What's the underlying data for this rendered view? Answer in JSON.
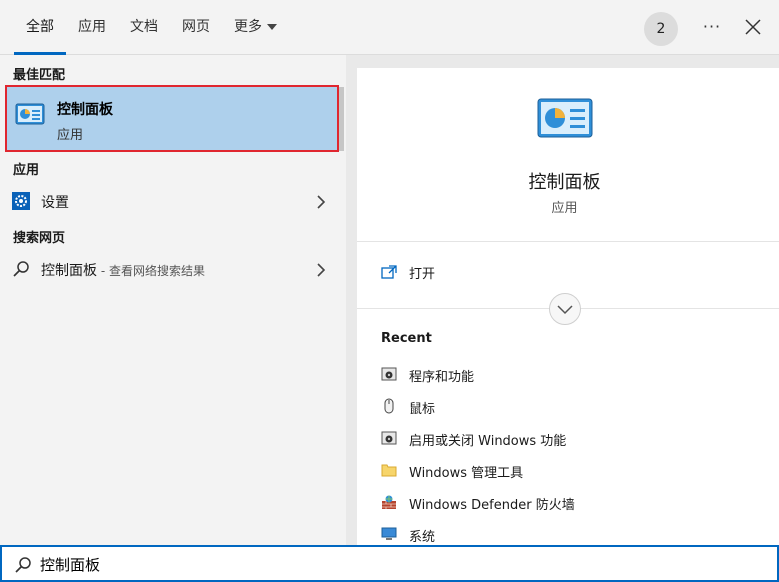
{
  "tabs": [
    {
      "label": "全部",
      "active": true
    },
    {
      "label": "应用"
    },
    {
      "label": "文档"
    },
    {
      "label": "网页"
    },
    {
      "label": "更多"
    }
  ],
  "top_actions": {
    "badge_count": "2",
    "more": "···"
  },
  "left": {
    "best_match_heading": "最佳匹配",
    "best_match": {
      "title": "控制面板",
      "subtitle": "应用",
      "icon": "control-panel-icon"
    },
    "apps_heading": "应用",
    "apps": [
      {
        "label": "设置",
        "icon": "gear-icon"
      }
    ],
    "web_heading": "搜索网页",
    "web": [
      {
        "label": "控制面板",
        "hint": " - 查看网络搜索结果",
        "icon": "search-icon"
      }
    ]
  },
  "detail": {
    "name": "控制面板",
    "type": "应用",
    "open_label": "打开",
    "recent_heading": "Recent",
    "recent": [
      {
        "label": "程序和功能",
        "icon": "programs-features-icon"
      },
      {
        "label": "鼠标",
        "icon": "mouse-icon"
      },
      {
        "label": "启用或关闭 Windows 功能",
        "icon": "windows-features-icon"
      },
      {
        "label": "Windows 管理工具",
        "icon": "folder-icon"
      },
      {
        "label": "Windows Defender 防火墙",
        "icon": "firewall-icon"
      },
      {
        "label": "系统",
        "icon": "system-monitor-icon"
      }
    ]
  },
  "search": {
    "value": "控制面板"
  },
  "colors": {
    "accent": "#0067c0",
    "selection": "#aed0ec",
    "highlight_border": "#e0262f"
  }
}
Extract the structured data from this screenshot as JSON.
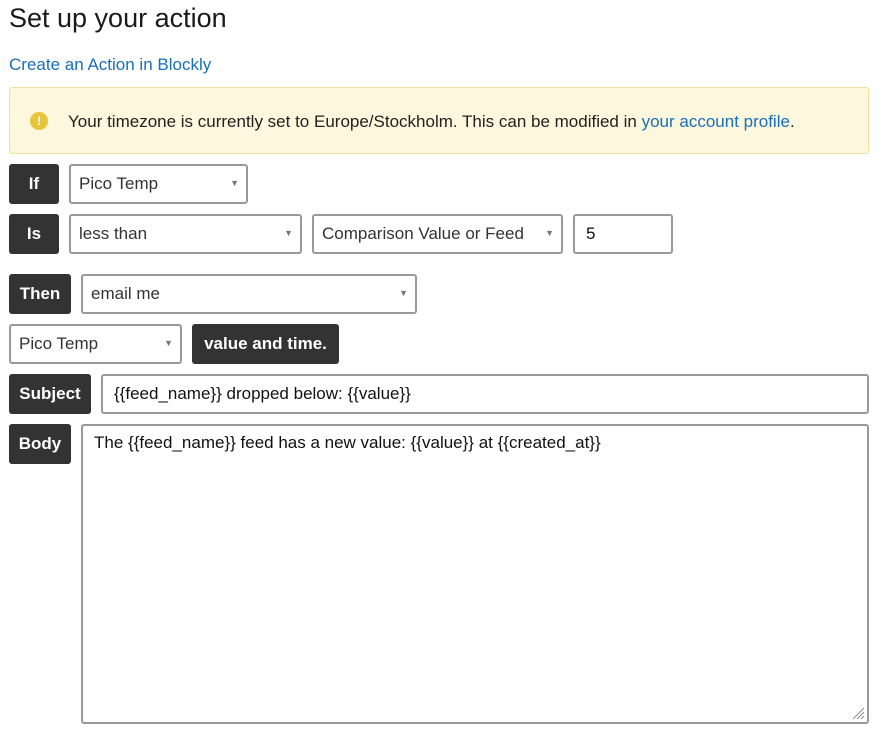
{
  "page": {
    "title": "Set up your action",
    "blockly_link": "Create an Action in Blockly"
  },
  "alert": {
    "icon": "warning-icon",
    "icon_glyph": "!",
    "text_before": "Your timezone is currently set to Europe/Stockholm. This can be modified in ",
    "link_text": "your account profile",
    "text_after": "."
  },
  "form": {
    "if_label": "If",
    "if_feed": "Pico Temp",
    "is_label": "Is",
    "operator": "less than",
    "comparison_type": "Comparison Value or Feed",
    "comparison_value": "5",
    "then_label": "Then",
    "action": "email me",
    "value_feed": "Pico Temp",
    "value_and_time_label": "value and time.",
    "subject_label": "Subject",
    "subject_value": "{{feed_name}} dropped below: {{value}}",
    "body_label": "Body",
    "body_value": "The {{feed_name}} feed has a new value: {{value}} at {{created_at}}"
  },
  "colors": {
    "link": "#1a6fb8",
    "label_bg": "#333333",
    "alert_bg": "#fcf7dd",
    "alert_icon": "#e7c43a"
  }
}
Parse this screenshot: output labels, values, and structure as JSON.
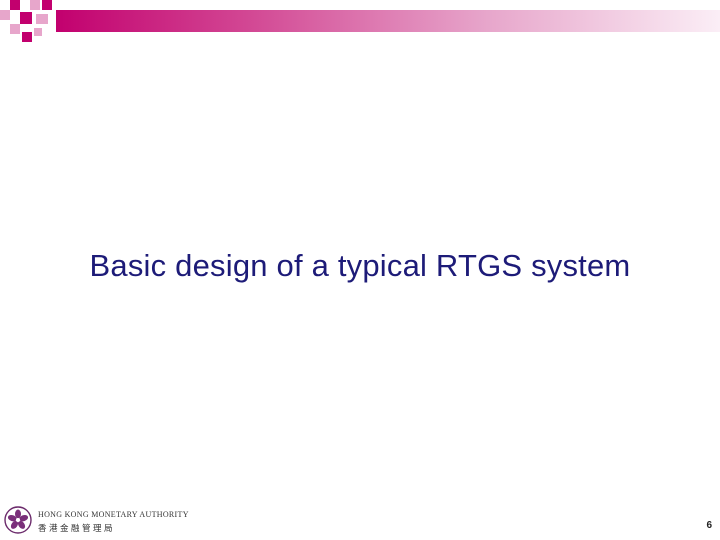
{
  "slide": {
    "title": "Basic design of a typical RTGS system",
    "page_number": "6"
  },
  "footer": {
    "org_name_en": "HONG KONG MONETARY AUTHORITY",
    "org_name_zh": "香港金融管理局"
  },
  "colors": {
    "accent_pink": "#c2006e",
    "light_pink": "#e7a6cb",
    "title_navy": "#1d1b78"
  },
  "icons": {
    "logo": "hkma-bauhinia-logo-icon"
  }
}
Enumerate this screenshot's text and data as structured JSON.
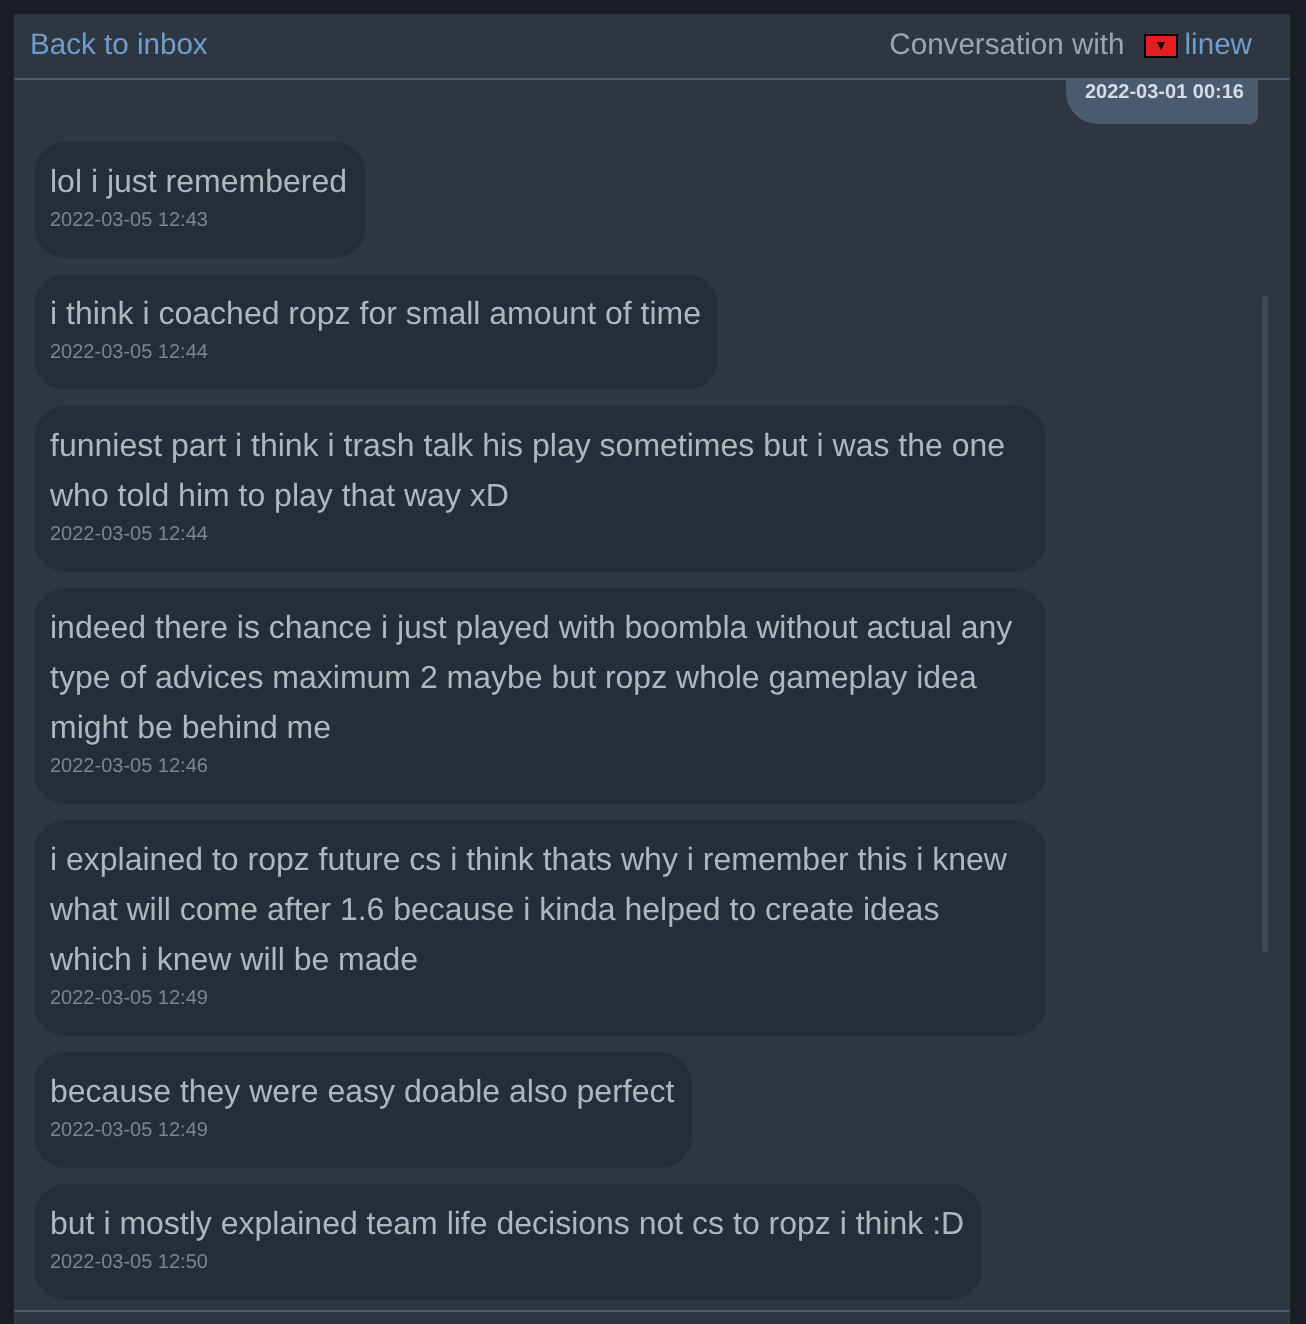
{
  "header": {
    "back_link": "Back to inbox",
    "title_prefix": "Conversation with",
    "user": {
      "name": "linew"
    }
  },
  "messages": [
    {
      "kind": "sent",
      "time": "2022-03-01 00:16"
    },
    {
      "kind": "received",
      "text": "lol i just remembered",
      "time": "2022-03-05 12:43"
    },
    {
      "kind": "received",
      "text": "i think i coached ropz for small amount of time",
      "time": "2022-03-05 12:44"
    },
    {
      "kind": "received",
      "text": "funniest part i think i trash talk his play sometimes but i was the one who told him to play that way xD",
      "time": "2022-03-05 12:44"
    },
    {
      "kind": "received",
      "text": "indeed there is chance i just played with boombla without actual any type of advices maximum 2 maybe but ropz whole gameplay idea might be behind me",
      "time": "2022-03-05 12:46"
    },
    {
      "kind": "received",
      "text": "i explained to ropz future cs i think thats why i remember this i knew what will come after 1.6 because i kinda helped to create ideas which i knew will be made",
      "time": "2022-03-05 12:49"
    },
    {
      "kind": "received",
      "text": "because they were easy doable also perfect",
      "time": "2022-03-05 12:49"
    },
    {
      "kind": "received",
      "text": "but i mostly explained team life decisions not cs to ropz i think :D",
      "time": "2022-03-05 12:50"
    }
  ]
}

******

*WORK TO DO*: All of the lines above should be printed exactly, minus the pictures.

*ANSWER TO THE PROBLEM*:
What's the underlying data for this rendered view? Answer in JSON.
{
  "tabs": [
    {
      "label": "全部",
      "active": true
    },
    {
      "label": "应用"
    },
    {
      "label": "文档"
    },
    {
      "label": "网页"
    },
    {
      "label": "更多"
    }
  ],
  "top_actions": {
    "badge_count": "2",
    "more": "···"
  },
  "left": {
    "best_match_heading": "最佳匹配",
    "best_match": {
      "title": "控制面板",
      "subtitle": "应用",
      "icon": "control-panel-icon"
    },
    "apps_heading": "应用",
    "apps": [
      {
        "label": "设置",
        "icon": "gear-icon"
      }
    ],
    "web_heading": "搜索网页",
    "web": [
      {
        "label": "控制面板",
        "hint": " - 查看网络搜索结果",
        "icon": "search-icon"
      }
    ]
  },
  "detail": {
    "name": "控制面板",
    "type": "应用",
    "open_label": "打开",
    "recent_heading": "Recent",
    "recent": [
      {
        "label": "程序和功能",
        "icon": "programs-features-icon"
      },
      {
        "label": "鼠标",
        "icon": "mouse-icon"
      },
      {
        "label": "启用或关闭 Windows 功能",
        "icon": "windows-features-icon"
      },
      {
        "label": "Windows 管理工具",
        "icon": "folder-icon"
      },
      {
        "label": "Windows Defender 防火墙",
        "icon": "firewall-icon"
      },
      {
        "label": "系统",
        "icon": "system-monitor-icon"
      }
    ]
  },
  "search": {
    "value": "控制面板"
  },
  "colors": {
    "accent": "#0067c0",
    "selection": "#aed0ec",
    "highlight_border": "#e0262f"
  }
}
Extract the structured data from this screenshot as JSON.
{
  "page": {
    "title": "Set up your action",
    "blockly_link": "Create an Action in Blockly"
  },
  "alert": {
    "icon": "warning-icon",
    "icon_glyph": "!",
    "text_before": "Your timezone is currently set to Europe/Stockholm. This can be modified in ",
    "link_text": "your account profile",
    "text_after": "."
  },
  "form": {
    "if_label": "If",
    "if_feed": "Pico Temp",
    "is_label": "Is",
    "operator": "less than",
    "comparison_type": "Comparison Value or Feed",
    "comparison_value": "5",
    "then_label": "Then",
    "action": "email me",
    "value_feed": "Pico Temp",
    "value_and_time_label": "value and time.",
    "subject_label": "Subject",
    "subject_value": "{{feed_name}} dropped below: {{value}}",
    "body_label": "Body",
    "body_value": "The {{feed_name}} feed has a new value: {{value}} at {{created_at}}"
  },
  "colors": {
    "link": "#1a6fb8",
    "label_bg": "#333333",
    "alert_bg": "#fcf7dd",
    "alert_icon": "#e7c43a"
  }
}
Parse this screenshot: output labels, values, and structure as JSON.
{
  "slide": {
    "title": "Basic design of a typical RTGS system",
    "page_number": "6"
  },
  "footer": {
    "org_name_en": "HONG KONG MONETARY AUTHORITY",
    "org_name_zh": "香港金融管理局"
  },
  "colors": {
    "accent_pink": "#c2006e",
    "light_pink": "#e7a6cb",
    "title_navy": "#1d1b78"
  },
  "icons": {
    "logo": "hkma-bauhinia-logo-icon"
  }
}
Enumerate this screenshot's text and data as structured JSON.
{
  "header": {
    "back_link": "Back to inbox",
    "title_prefix": "Conversation with",
    "user": {
      "name": "linew"
    }
  },
  "messages": [
    {
      "kind": "sent",
      "time": "2022-03-01 00:16"
    },
    {
      "kind": "received",
      "text": "lol i just remembered",
      "time": "2022-03-05 12:43"
    },
    {
      "kind": "received",
      "text": "i think i coached ropz for small amount of time",
      "time": "2022-03-05 12:44"
    },
    {
      "kind": "received",
      "text": "funniest part i think i trash talk his play sometimes but i was the one who told him to play that way xD",
      "time": "2022-03-05 12:44"
    },
    {
      "kind": "received",
      "text": "indeed there is chance i just played with boombla without actual any type of advices maximum 2 maybe but ropz whole gameplay idea might be behind me",
      "time": "2022-03-05 12:46"
    },
    {
      "kind": "received",
      "text": "i explained to ropz future cs i think thats why i remember this i knew what will come after 1.6 because i kinda helped to create ideas which i knew will be made",
      "time": "2022-03-05 12:49"
    },
    {
      "kind": "received",
      "text": "because they were easy doable also perfect",
      "time": "2022-03-05 12:49"
    },
    {
      "kind": "received",
      "text": "but i mostly explained team life decisions not cs to ropz i think :D",
      "time": "2022-03-05 12:50"
    }
  ]
}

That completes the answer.